Extrait source:
Alcool et sport : la MILDECA alerte sur les risques d’un nouvel assouplissement de la loi Evin

Publié le 05/12/2018 - Mis à jour le 11/03/2022

Madame Perrine GOULET, députée de la Nièvre, a remis le 30 novembre 2018 au Premier ministre un rapport sur le financement des pratiques sportives en France. Pour donner au mouvement sportif la capacité de mobiliser davantage de ressources privées, le rapport préconise notamment d’examiner la possibilité d’un assouplissement de la loi Evin, en particulier des dispositions suivantes :

  • la limitation de vendre de l’alcool pour un club à dix dates par an ;
  • l’interdiction générale de la publicité pour l’alcool à la télévision ;
  • l’interdiction du parrainage des clubs sportifs par les alcooliers.

La MILDECA rappelle que l’interdiction de la consommation d’alcool dans les stades était l’une des mesures fondatrices de la loi Evin. Elle visait justement à empêcher l’association symbolique de l’alcool et de son image aux valeurs positives du sport.

La MILDECA est donc fermement opposée à l’assouplissement de cet encadrement législatif essentiel, destiné à prévenir les consommations à risque d’alcool et à protéger la jeunesse.

L’alcool est responsable chaque année de près de 49 000 décès. Il est présent dans 30% des condamnations pour violences, 40% des violences familiales, 30% des viols et agressions, un tiers des accidents mortels de la route. Un français sur 5 se dit très affecté par les dommages liés à l’alcoolisation de tiers. Les collectivités locales, tant en milieu urbain que rural, sont très préoccupées par les débordements de la vie festive.

Exercice écrit 1:
Reproduisez sous forme de liste numérotée, sans les lignes vides, la portion des enregistrements qui s'ouvre sur la ligne contenant « tbo-value: 0.0000 [208,30,232,39] » et se ferme sur la ligne contenant « tbt-base-tag: 20,197,258.7856 [698,449,757,460] », ces deux lignes comprises.
L'extrait et les enregistrements constituent deux documents indépendants.

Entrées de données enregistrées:
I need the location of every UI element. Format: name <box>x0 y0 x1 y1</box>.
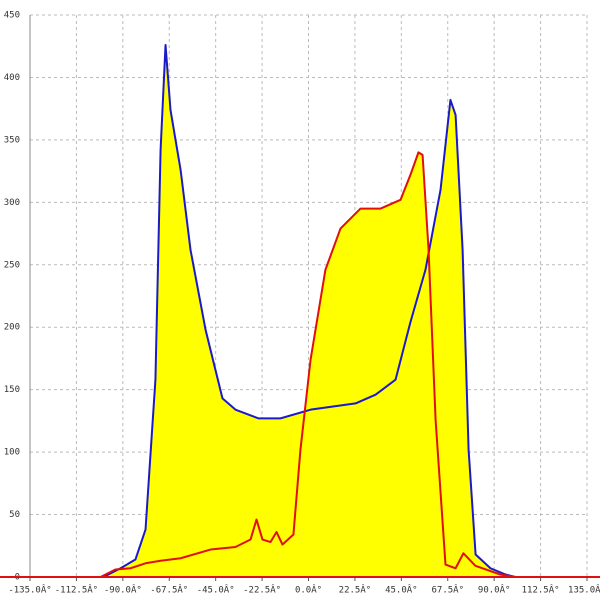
y-tick-label: 400 <box>4 73 20 83</box>
x-tick-label: -67.5Â° <box>150 584 188 596</box>
y-tick-label: 300 <box>4 198 20 208</box>
x-tick-label: 45.0Â° <box>385 584 418 596</box>
y-tick-label: 450 <box>4 11 20 21</box>
x-tick-label: -90.0Â° <box>104 584 142 596</box>
line <box>100 151 516 578</box>
y-tick-label: 150 <box>4 385 20 395</box>
x-tick-label: -22.5Â° <box>243 584 281 596</box>
x-tick-label: 112.5Â° <box>522 584 560 596</box>
x-tick-label: 22.5Â° <box>339 584 372 596</box>
y-tick-label: 50 <box>9 510 20 520</box>
x-tick-label: -45.0Â° <box>197 584 235 596</box>
y-tick-label: 100 <box>4 448 20 458</box>
x-tick-label: 0.0Â° <box>295 584 322 596</box>
x-tick-label: 67.5Â° <box>431 584 464 596</box>
x-tick-label: 135.0Â° <box>568 584 600 596</box>
x-tick-label: -135.0Â° <box>8 584 51 596</box>
x-tick-label: -112.5Â° <box>55 584 98 596</box>
line <box>102 43 516 578</box>
area-fill <box>100 152 516 577</box>
y-tick-label: 350 <box>4 135 20 145</box>
y-tick-label: 250 <box>4 260 20 270</box>
x-tick-label: 90.0Â° <box>478 584 511 596</box>
y-tick-label: 200 <box>4 323 20 333</box>
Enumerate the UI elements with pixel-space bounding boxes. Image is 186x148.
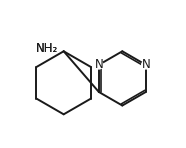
Text: N: N [141, 58, 150, 71]
Text: N: N [94, 58, 103, 71]
Text: NH₂: NH₂ [36, 42, 58, 55]
Text: NH₂: NH₂ [36, 42, 58, 55]
Circle shape [95, 61, 103, 69]
Circle shape [142, 61, 150, 69]
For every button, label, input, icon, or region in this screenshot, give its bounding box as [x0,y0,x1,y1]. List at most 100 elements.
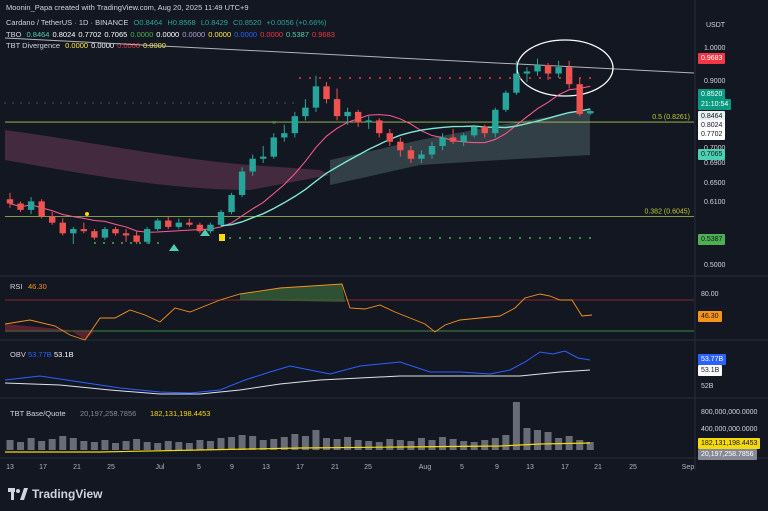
tbo-value: 0.0000 [208,30,232,39]
volume-bar [122,441,130,450]
candle [386,133,393,142]
tbt-quote-value: 182,131,198.4453 [150,409,211,418]
candle [175,222,182,227]
resistance-dot [519,77,521,79]
candle [59,222,66,234]
resistance-dot [359,77,361,79]
symbol: Cardano / TetherUS · 1D · BINANCE [6,18,129,27]
price-tag: 0.8520 [698,89,726,100]
volume-bar [301,436,309,450]
candle [439,137,446,146]
resistance-dot [589,77,591,79]
candle [397,141,404,151]
tbt-base-tag: 20,197,258.7856 [698,449,757,460]
volume-bar [133,439,141,450]
guide-dot [116,102,118,104]
support-dot [139,242,141,244]
volume-bar [38,441,46,450]
tbt-scale-label: 400,000,000.0000 [701,426,758,433]
candle [133,235,140,242]
volume-bar [280,437,288,450]
ma-line [9,85,591,233]
support-dot [319,237,321,239]
support-dot [121,242,123,244]
resistance-dot [379,77,381,79]
volume-bar [69,438,77,450]
guide-dot [244,102,246,104]
obv-tag: 53.77B [698,354,727,365]
price-scale-label: 0.6900 [704,160,726,167]
volume-bar [354,440,362,450]
candle [565,67,573,85]
support-dot [379,237,381,239]
x-axis-label: 21 [594,464,602,471]
candle [376,120,383,134]
support-dot [459,237,461,239]
x-axis-label: 5 [197,464,201,471]
volume-bar [196,440,204,450]
guide-dot [164,102,166,104]
support-dot [559,237,561,239]
x-axis-label: 21 [73,464,81,471]
support-dot [549,237,551,239]
candle [333,99,341,117]
resistance-dot [299,77,301,79]
x-axis-label: 13 [262,464,270,471]
support-dot [479,237,481,239]
obv-ma-value: 53.1B [54,350,74,359]
candle [27,201,35,210]
support-dot [279,237,281,239]
guide-dot [172,102,174,104]
support-dot [529,237,531,239]
tbo-value: 0.7702 [78,30,102,39]
resistance-dot [549,77,551,79]
currency-label[interactable]: USDT [706,22,726,29]
volume-bar [270,439,278,450]
volume-bar [428,440,436,450]
candle [281,133,288,138]
tbt-scale-label: 800,000,000.0000 [701,409,758,416]
candle [270,137,277,157]
guide-dot [20,102,22,104]
candle [154,220,161,230]
candle [38,201,45,217]
candle [207,224,214,232]
candle [460,135,467,142]
candle [49,216,56,223]
support-dot [389,237,391,239]
guide-dot [140,102,142,104]
resistance-dot [479,77,481,79]
candle [91,231,98,238]
guide-dot [196,102,198,104]
resistance-dot [489,77,491,79]
obv-ma-line [4,369,591,395]
tradingview-logo[interactable]: TradingView [8,487,102,501]
tbo-value: 0.8464 [26,30,50,39]
tbt-quote-line [5,442,591,453]
candle [428,145,436,155]
ohlc-change: +0.0056 (+0.66%) [266,18,327,27]
guide-dot [52,102,54,104]
support-dot [249,237,251,239]
tbo-line[interactable]: TBO 0.8464 0.8024 0.7702 0.7065 0.0000 0.0000… [6,30,338,39]
guide-dot [132,102,134,104]
candle [407,150,415,159]
x-axis-label: Jul [156,464,165,471]
volume-bar [59,436,67,450]
divergence-value: 0.0000 [91,41,115,50]
candle [312,86,320,108]
guide-dot [28,102,30,104]
candle [576,84,583,115]
support-dot [148,242,150,244]
volume-bar [491,438,499,450]
volume-bar [523,428,531,450]
signal-marker [85,212,89,216]
volume-bar [439,437,447,450]
support-dot [349,237,351,239]
candle [523,71,531,74]
candle [6,199,14,204]
volume-bar [217,438,225,450]
volume-bar [154,443,162,450]
guide-dot [228,102,230,104]
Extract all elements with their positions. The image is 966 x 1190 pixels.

Exercice écrit 2:
D'après l'extrait, de combien de décès l'alcool est-il responsable chaque année ?

Résultat attendu 1:
1. tbo-value: 0.0000 [208,30,232,39]
2. volume-bar [122,441,130,450]
3. candle [386,133,393,142]
4. tbt-quote-value: 182,131,198.4453 [150,409,211,418]
5. candle [175,222,182,227]
6. resistance-dot [519,77,521,79]
7. candle [59,222,66,234]
8. resistance-dot [359,77,361,79]
9. symbol: Cardano / TetherUS · 1D · BINANCE [6,18,129,27]
10. price-tag: 0.8520 [698,89,726,100]
11. volume-bar [301,436,309,450]
12. candle [439,137,446,146]
13. resistance-dot [589,77,591,79]
14. candle [397,141,404,151]
15. tbt-base-tag: 20,197,258.7856 [698,449,757,460]

Résultat attendu 2:
De près de 49 000 décès par an.